====== Source data ======

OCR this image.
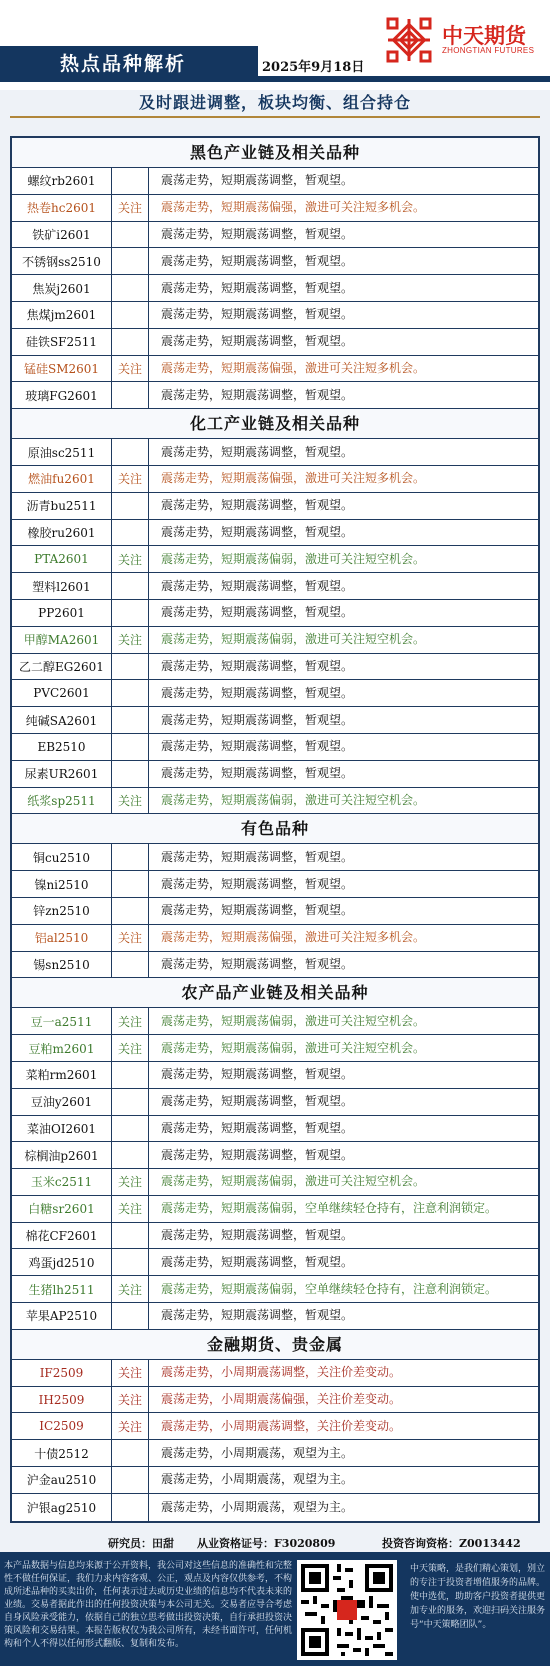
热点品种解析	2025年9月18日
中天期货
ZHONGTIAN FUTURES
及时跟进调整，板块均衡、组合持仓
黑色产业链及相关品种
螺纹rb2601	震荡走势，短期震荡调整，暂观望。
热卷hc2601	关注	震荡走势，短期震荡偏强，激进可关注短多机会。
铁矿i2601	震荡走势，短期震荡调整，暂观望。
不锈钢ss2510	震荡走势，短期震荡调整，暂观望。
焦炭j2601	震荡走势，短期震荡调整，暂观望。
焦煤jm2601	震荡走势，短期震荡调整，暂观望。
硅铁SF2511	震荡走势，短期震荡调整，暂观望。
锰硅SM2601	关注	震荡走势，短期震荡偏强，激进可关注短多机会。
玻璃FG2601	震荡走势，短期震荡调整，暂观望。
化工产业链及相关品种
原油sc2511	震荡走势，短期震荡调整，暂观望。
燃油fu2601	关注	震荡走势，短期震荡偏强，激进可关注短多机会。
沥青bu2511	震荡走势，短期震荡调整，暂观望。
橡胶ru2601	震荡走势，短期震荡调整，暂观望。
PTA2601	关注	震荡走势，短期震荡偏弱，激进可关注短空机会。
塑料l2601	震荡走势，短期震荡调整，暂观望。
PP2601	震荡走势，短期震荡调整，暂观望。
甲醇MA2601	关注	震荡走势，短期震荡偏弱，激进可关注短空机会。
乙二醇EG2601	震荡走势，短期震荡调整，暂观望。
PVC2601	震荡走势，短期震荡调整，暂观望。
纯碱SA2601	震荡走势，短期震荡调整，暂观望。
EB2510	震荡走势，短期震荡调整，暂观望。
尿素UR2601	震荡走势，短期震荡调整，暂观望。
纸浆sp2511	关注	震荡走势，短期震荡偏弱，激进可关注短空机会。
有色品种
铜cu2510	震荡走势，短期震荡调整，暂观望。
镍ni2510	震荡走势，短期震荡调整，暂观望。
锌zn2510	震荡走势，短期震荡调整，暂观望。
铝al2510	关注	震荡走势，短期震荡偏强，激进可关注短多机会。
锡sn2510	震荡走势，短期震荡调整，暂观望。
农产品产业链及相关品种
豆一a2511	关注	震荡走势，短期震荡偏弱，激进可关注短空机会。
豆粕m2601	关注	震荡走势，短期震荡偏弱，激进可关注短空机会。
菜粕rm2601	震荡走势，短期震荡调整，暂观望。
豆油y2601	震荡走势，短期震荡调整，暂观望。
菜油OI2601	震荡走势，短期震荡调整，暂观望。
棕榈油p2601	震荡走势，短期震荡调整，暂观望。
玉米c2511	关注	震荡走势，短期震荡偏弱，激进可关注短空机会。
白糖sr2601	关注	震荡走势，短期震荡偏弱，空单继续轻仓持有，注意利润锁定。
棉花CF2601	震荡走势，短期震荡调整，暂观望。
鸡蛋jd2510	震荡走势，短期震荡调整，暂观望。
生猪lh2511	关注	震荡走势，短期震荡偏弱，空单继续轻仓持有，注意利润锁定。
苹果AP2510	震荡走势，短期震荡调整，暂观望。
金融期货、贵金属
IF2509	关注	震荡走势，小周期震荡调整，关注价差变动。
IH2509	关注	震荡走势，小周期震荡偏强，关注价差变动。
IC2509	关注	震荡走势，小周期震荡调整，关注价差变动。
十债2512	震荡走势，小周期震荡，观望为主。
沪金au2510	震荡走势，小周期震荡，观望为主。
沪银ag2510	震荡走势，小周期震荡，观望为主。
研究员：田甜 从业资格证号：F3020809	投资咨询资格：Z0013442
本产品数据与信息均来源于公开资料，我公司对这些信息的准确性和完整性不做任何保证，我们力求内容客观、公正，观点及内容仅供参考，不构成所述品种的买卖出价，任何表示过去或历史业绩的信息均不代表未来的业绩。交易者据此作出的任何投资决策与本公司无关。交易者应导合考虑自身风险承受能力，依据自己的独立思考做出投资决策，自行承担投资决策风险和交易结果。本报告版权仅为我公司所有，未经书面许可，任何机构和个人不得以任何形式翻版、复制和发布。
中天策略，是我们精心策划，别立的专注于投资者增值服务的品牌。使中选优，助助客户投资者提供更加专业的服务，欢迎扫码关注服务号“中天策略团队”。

======

The request
Do not copy the pictures, but repeat every line exactly.

Result of the task
OCR this image.
热点品种解析	2025年9月18日
中天期货
ZHONGTIAN FUTURES
及时跟进调整，板块均衡、组合持仓
黑色产业链及相关品种
螺纹rb2601	震荡走势，短期震荡调整，暂观望。
热卷hc2601	关注	震荡走势，短期震荡偏强，激进可关注短多机会。
铁矿i2601	震荡走势，短期震荡调整，暂观望。
不锈钢ss2510	震荡走势，短期震荡调整，暂观望。
焦炭j2601	震荡走势，短期震荡调整，暂观望。
焦煤jm2601	震荡走势，短期震荡调整，暂观望。
硅铁SF2511	震荡走势，短期震荡调整，暂观望。
锰硅SM2601	关注	震荡走势，短期震荡偏强，激进可关注短多机会。
玻璃FG2601	震荡走势，短期震荡调整，暂观望。
化工产业链及相关品种
原油sc2511	震荡走势，短期震荡调整，暂观望。
燃油fu2601	关注	震荡走势，短期震荡偏强，激进可关注短多机会。
沥青bu2511	震荡走势，短期震荡调整，暂观望。
橡胶ru2601	震荡走势，短期震荡调整，暂观望。
PTA2601	关注	震荡走势，短期震荡偏弱，激进可关注短空机会。
塑料l2601	震荡走势，短期震荡调整，暂观望。
PP2601	震荡走势，短期震荡调整，暂观望。
甲醇MA2601	关注	震荡走势，短期震荡偏弱，激进可关注短空机会。
乙二醇EG2601	震荡走势，短期震荡调整，暂观望。
PVC2601	震荡走势，短期震荡调整，暂观望。
纯碱SA2601	震荡走势，短期震荡调整，暂观望。
EB2510	震荡走势，短期震荡调整，暂观望。
尿素UR2601	震荡走势，短期震荡调整，暂观望。
纸浆sp2511	关注	震荡走势，短期震荡偏弱，激进可关注短空机会。
有色品种
铜cu2510	震荡走势，短期震荡调整，暂观望。
镍ni2510	震荡走势，短期震荡调整，暂观望。
锌zn2510	震荡走势，短期震荡调整，暂观望。
铝al2510	关注	震荡走势，短期震荡偏强，激进可关注短多机会。
锡sn2510	震荡走势，短期震荡调整，暂观望。
农产品产业链及相关品种
豆一a2511	关注	震荡走势，短期震荡偏弱，激进可关注短空机会。
豆粕m2601	关注	震荡走势，短期震荡偏弱，激进可关注短空机会。
菜粕rm2601	震荡走势，短期震荡调整，暂观望。
豆油y2601	震荡走势，短期震荡调整，暂观望。
菜油OI2601	震荡走势，短期震荡调整，暂观望。
棕榈油p2601	震荡走势，短期震荡调整，暂观望。
玉米c2511	关注	震荡走势，短期震荡偏弱，激进可关注短空机会。
白糖sr2601	关注	震荡走势，短期震荡偏弱，空单继续轻仓持有，注意利润锁定。
棉花CF2601	震荡走势，短期震荡调整，暂观望。
鸡蛋jd2510	震荡走势，短期震荡调整，暂观望。
生猪lh2511	关注	震荡走势，短期震荡偏弱，空单继续轻仓持有，注意利润锁定。
苹果AP2510	震荡走势，短期震荡调整，暂观望。
金融期货、贵金属
IF2509	关注	震荡走势，小周期震荡调整，关注价差变动。
IH2509	关注	震荡走势，小周期震荡偏强，关注价差变动。
IC2509	关注	震荡走势，小周期震荡调整，关注价差变动。
十债2512	震荡走势，小周期震荡，观望为主。
沪金au2510	震荡走势，小周期震荡，观望为主。
沪银ag2510	震荡走势，小周期震荡，观望为主。
研究员：田甜 从业资格证号：F3020809	投资咨询资格：Z0013442
本产品数据与信息均来源于公开资料，我公司对这些信息的准确性和完整性不做任何保证，我们力求内容客观、公正，观点及内容仅供参考，不构成所述品种的买卖出价，任何表示过去或历史业绩的信息均不代表未来的业绩。交易者据此作出的任何投资决策与本公司无关。交易者应导合考虑自身风险承受能力，依据自己的独立思考做出投资决策，自行承担投资决策风险和交易结果。本报告版权仅为我公司所有，未经书面许可，任何机构和个人不得以任何形式翻版、复制和发布。
中天策略，是我们精心策划，别立的专注于投资者增值服务的品牌。使中选优，助助客户投资者提供更加专业的服务，欢迎扫码关注服务号“中天策略团队”。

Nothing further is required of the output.